__Exercise instructions__. Determine how many lines include "augusztus". Give the number and nothing else.

Stored entries
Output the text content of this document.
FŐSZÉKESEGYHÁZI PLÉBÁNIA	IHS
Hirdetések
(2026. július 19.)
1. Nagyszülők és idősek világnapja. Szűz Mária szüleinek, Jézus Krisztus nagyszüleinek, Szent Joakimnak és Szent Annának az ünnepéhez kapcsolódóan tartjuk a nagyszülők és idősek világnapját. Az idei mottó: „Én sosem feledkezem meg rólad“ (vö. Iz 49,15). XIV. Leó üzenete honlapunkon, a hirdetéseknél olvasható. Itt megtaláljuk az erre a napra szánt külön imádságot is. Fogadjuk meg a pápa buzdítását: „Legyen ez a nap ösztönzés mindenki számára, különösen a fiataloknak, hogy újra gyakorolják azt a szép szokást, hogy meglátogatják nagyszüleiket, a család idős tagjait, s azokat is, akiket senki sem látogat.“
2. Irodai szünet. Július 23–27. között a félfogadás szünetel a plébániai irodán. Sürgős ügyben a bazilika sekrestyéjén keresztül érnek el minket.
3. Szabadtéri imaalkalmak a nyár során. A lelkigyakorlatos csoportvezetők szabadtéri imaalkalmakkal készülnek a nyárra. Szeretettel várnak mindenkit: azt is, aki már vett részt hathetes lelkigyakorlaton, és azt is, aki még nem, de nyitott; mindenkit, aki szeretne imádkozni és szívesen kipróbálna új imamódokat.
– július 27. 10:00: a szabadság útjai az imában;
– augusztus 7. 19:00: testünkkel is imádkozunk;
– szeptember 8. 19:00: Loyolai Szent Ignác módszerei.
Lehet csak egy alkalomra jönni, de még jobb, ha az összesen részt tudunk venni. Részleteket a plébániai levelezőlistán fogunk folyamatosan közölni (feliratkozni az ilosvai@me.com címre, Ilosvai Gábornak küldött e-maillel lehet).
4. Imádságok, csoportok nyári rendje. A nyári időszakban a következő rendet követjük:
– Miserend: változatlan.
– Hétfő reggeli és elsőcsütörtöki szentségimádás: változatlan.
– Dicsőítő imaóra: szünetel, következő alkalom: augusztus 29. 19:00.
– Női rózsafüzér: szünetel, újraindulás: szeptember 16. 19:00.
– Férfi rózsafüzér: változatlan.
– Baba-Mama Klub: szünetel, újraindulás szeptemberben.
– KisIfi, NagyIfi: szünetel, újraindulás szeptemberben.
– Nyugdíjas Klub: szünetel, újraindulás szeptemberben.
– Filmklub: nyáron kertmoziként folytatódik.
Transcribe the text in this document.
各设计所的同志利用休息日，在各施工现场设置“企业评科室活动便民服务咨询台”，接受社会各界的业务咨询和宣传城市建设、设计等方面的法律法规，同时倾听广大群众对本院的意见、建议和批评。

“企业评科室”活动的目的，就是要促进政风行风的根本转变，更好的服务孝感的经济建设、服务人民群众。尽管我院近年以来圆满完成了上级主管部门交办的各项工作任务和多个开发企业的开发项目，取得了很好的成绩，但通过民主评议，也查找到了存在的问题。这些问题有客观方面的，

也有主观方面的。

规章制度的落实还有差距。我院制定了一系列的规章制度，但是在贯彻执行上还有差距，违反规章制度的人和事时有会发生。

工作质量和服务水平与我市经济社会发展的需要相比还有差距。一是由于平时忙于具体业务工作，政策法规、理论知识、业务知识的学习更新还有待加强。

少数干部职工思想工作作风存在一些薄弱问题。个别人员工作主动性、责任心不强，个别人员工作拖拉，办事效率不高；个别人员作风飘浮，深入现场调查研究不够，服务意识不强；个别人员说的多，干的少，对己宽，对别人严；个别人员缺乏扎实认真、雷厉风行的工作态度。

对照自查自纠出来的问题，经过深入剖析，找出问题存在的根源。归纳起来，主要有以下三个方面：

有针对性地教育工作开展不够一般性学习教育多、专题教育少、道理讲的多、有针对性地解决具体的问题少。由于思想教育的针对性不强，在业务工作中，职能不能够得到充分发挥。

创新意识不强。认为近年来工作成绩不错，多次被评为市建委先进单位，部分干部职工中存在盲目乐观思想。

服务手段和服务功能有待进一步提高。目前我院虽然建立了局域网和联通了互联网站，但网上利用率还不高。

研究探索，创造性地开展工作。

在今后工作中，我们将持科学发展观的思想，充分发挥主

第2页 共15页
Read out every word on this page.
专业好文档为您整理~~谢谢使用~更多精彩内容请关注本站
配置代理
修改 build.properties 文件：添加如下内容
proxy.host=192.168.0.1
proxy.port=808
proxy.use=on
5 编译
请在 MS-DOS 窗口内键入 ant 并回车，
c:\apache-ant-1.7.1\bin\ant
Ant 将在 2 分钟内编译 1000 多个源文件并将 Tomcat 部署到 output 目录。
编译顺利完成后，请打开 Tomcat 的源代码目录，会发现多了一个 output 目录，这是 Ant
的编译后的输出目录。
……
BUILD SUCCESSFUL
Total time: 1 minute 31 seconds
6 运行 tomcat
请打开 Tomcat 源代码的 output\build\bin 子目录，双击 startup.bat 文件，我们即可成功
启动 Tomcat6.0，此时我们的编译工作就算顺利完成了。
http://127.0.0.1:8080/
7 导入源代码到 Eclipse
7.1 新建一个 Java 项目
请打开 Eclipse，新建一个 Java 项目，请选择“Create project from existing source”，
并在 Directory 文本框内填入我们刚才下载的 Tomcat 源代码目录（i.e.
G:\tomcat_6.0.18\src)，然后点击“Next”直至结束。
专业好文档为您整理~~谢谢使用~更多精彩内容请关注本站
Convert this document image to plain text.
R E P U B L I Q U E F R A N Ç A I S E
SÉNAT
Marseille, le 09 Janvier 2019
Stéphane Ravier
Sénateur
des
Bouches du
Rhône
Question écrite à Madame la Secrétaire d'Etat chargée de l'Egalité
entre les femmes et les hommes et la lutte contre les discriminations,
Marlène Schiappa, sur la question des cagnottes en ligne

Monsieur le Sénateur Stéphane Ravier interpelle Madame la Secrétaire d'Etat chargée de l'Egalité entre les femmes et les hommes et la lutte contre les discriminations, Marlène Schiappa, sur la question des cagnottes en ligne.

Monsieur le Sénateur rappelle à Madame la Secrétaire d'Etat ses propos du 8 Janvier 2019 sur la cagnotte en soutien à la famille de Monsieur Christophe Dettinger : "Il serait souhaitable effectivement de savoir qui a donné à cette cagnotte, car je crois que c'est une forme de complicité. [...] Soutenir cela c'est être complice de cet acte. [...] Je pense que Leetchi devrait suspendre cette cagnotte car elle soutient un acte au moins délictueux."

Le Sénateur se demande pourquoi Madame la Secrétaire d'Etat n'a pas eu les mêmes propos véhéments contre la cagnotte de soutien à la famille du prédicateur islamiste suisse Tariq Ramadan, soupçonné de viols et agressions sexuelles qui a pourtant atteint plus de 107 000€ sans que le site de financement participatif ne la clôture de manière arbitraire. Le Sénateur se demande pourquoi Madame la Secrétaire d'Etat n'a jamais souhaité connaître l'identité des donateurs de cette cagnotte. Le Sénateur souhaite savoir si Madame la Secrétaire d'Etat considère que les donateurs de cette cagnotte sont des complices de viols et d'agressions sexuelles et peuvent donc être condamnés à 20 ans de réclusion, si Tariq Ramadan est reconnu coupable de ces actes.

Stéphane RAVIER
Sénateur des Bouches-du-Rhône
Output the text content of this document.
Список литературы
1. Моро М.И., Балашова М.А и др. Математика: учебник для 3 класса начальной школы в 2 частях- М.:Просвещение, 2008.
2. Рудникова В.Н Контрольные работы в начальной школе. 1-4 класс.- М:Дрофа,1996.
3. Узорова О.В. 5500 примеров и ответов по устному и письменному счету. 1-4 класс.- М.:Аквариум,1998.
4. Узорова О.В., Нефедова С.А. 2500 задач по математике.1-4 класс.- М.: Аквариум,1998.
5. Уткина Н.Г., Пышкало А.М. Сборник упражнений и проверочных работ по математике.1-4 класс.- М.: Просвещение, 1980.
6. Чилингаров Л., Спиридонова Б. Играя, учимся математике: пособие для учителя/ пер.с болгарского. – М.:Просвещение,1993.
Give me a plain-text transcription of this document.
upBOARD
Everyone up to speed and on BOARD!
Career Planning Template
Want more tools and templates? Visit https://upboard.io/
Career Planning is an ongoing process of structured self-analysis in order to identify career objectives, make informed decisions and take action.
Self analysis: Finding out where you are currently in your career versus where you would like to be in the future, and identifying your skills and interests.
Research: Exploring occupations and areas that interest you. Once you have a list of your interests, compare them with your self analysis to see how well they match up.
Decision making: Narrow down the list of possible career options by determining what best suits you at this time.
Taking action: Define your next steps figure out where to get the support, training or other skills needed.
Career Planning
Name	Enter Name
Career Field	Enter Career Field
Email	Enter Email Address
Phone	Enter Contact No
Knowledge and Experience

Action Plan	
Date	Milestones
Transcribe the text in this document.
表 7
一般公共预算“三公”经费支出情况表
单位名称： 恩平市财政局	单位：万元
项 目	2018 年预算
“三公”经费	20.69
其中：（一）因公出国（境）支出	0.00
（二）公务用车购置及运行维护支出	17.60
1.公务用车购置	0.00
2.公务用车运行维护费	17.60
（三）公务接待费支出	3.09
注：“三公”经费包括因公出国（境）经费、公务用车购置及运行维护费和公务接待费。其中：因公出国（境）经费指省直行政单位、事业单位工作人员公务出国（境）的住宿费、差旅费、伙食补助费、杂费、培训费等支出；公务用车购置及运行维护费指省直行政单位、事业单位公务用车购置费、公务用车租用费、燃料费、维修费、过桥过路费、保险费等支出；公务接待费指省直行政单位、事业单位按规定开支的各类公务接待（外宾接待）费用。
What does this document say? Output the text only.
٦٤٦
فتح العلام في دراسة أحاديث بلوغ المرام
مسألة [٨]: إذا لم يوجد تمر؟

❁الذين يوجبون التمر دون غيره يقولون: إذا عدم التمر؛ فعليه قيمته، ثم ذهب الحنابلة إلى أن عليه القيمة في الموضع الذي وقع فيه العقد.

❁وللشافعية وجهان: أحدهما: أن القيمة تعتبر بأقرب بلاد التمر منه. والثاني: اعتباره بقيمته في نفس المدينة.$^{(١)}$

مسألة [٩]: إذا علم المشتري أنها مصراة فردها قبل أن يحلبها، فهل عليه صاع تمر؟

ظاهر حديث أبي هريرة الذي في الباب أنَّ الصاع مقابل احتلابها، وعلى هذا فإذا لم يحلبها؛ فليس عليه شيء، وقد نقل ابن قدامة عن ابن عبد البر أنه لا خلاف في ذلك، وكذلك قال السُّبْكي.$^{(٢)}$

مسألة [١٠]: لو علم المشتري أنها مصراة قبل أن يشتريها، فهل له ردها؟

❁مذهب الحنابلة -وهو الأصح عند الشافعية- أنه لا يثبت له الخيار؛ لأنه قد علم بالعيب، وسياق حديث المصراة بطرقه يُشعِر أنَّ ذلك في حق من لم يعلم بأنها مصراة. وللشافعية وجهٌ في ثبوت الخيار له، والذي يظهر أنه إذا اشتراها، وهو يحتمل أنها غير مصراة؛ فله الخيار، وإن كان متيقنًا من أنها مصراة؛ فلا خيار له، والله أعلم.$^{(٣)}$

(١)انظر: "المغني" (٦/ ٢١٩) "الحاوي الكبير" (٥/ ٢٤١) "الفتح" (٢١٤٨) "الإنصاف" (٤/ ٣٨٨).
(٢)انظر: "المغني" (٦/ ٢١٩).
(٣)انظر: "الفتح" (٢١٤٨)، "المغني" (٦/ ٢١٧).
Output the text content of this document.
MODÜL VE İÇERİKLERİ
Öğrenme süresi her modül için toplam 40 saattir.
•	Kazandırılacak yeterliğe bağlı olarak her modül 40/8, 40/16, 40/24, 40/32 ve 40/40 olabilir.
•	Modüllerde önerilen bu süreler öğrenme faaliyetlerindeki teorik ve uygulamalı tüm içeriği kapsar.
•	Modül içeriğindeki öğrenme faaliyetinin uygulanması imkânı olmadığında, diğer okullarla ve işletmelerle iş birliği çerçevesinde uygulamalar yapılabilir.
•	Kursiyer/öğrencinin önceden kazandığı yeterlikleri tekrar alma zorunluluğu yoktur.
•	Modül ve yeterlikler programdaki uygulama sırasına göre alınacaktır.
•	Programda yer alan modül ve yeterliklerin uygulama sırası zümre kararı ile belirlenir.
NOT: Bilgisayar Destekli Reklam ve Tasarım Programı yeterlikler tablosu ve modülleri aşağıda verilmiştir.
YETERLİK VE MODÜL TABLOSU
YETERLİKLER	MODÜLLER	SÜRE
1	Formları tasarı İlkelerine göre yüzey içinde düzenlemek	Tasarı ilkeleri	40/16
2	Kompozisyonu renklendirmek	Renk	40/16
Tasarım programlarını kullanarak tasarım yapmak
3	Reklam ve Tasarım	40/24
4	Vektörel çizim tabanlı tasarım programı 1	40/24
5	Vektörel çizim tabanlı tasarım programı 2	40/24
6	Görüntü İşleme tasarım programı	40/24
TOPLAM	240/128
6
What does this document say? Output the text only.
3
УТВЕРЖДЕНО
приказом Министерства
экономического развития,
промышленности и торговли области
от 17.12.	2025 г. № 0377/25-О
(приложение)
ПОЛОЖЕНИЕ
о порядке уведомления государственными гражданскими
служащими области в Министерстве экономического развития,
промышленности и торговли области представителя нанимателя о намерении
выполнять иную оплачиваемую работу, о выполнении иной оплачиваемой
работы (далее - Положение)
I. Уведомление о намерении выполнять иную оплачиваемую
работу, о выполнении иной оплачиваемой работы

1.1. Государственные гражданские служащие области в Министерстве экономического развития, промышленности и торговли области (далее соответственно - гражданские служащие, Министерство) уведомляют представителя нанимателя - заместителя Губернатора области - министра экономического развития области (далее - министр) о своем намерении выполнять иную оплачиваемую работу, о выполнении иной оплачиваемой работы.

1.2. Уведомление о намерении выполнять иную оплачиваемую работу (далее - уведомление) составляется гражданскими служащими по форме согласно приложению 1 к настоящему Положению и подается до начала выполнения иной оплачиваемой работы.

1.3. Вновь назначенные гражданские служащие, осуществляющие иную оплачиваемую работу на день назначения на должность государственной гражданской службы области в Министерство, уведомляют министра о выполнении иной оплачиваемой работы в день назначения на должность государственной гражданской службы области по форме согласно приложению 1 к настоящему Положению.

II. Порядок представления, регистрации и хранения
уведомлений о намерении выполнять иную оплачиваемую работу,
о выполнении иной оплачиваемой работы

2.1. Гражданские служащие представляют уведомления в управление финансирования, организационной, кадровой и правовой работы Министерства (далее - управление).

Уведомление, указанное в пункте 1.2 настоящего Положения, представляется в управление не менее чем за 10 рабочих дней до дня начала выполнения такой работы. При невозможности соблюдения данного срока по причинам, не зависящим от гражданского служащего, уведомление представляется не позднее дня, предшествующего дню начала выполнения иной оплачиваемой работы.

__Answer to the task__. 2